> **Problem to work on**: Search the entries below. Return every line that has "Anhänge" in it.
[Start of Material provided]
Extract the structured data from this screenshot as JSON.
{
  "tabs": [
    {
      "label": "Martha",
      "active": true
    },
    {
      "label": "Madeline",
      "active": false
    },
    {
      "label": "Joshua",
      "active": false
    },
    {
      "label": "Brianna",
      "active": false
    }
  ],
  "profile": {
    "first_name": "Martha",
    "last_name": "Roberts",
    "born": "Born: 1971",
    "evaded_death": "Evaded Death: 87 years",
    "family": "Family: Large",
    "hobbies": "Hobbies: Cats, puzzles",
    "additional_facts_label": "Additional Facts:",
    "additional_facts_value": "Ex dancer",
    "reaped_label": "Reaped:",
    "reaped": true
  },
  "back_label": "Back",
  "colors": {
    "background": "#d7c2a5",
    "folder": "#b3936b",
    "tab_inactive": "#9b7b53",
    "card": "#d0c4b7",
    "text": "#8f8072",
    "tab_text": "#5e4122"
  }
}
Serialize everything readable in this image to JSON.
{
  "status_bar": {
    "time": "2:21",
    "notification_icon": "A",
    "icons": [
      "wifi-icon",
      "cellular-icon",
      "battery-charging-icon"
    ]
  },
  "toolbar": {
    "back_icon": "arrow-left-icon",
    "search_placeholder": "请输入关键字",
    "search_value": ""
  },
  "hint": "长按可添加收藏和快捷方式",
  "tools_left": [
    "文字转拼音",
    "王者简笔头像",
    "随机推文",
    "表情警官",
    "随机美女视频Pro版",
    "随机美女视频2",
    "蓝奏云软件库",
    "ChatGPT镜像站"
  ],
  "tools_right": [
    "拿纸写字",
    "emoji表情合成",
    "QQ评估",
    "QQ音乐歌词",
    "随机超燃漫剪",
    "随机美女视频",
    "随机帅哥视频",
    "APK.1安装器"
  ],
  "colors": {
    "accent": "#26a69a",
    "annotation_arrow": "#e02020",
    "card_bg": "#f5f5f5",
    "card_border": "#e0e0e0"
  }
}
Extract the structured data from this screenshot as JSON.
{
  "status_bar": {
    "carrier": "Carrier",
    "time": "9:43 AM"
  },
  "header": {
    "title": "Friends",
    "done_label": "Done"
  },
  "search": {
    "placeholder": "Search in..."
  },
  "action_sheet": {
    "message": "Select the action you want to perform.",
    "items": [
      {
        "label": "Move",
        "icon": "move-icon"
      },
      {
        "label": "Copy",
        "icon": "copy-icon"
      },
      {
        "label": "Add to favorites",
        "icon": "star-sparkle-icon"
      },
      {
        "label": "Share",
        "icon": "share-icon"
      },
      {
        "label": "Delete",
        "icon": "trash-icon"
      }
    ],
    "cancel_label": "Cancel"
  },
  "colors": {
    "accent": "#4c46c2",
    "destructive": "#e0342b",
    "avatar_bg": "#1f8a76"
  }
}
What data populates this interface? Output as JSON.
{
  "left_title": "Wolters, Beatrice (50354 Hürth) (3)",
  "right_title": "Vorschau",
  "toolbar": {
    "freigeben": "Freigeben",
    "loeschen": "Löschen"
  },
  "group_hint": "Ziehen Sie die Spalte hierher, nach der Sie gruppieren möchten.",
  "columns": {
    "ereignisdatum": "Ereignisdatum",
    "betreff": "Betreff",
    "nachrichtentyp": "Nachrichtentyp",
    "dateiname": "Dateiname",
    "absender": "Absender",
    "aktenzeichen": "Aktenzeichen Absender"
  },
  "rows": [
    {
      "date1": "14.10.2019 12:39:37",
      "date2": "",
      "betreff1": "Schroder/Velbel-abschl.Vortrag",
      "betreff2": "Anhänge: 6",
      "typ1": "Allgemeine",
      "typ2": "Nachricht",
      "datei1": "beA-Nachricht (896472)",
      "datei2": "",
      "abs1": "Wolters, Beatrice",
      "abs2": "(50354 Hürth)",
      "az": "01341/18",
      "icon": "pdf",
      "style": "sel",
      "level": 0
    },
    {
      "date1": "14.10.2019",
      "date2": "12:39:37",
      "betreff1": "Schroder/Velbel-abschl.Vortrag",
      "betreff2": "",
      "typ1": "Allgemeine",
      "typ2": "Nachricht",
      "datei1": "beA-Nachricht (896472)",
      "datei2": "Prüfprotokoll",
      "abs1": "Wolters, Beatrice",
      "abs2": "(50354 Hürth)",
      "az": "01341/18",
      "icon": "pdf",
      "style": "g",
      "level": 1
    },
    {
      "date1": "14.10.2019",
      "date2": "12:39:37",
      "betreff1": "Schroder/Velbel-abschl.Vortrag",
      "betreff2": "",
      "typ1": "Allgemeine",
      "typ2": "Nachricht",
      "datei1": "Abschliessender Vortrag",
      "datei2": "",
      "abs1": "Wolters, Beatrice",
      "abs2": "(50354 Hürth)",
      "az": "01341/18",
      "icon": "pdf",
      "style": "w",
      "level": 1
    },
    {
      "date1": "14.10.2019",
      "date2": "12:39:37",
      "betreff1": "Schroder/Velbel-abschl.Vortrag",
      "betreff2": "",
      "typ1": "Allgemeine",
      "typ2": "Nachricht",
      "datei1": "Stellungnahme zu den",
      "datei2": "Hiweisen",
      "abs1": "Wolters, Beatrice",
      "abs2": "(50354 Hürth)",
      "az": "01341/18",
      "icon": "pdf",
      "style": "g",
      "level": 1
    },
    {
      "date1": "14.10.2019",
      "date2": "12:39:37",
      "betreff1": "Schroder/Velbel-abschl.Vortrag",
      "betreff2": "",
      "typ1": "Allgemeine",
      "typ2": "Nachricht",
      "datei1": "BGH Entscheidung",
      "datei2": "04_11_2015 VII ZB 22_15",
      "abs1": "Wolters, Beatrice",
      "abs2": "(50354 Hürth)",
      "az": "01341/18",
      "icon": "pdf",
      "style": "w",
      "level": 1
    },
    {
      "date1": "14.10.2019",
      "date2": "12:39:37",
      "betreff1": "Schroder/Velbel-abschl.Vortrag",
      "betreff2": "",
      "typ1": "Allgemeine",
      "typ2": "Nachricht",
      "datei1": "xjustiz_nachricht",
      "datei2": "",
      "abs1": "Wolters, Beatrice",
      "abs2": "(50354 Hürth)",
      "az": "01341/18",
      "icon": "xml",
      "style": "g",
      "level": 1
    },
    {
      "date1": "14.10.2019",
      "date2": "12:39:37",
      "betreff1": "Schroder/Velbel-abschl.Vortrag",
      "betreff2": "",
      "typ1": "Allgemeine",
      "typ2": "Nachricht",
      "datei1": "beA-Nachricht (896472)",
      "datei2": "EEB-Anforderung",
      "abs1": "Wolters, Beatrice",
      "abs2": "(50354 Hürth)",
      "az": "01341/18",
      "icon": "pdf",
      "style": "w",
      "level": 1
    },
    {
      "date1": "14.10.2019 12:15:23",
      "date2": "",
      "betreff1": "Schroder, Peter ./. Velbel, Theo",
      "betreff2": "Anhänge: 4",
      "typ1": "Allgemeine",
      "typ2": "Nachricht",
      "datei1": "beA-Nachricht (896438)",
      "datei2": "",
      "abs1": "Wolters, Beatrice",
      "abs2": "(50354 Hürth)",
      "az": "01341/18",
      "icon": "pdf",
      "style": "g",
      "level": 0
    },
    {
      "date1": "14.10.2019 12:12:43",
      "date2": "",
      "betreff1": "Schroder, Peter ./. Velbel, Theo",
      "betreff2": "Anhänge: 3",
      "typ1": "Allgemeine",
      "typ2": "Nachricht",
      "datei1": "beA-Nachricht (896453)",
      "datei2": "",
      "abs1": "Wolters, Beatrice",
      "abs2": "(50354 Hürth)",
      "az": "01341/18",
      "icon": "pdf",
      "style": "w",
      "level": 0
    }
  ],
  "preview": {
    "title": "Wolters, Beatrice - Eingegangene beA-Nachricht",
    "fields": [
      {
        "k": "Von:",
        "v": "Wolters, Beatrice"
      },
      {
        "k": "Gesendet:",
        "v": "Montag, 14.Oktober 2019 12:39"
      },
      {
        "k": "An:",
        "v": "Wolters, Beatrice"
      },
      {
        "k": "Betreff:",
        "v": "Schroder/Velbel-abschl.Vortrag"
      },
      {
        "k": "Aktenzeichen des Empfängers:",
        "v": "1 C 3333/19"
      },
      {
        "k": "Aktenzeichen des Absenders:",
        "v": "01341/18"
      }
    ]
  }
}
[End of Material provided]
> **Answer to this task**:
      "betreff2": "Anhänge: 6",
      "betreff2": "Anhänge: 4",
      "betreff2": "Anhänge: 3",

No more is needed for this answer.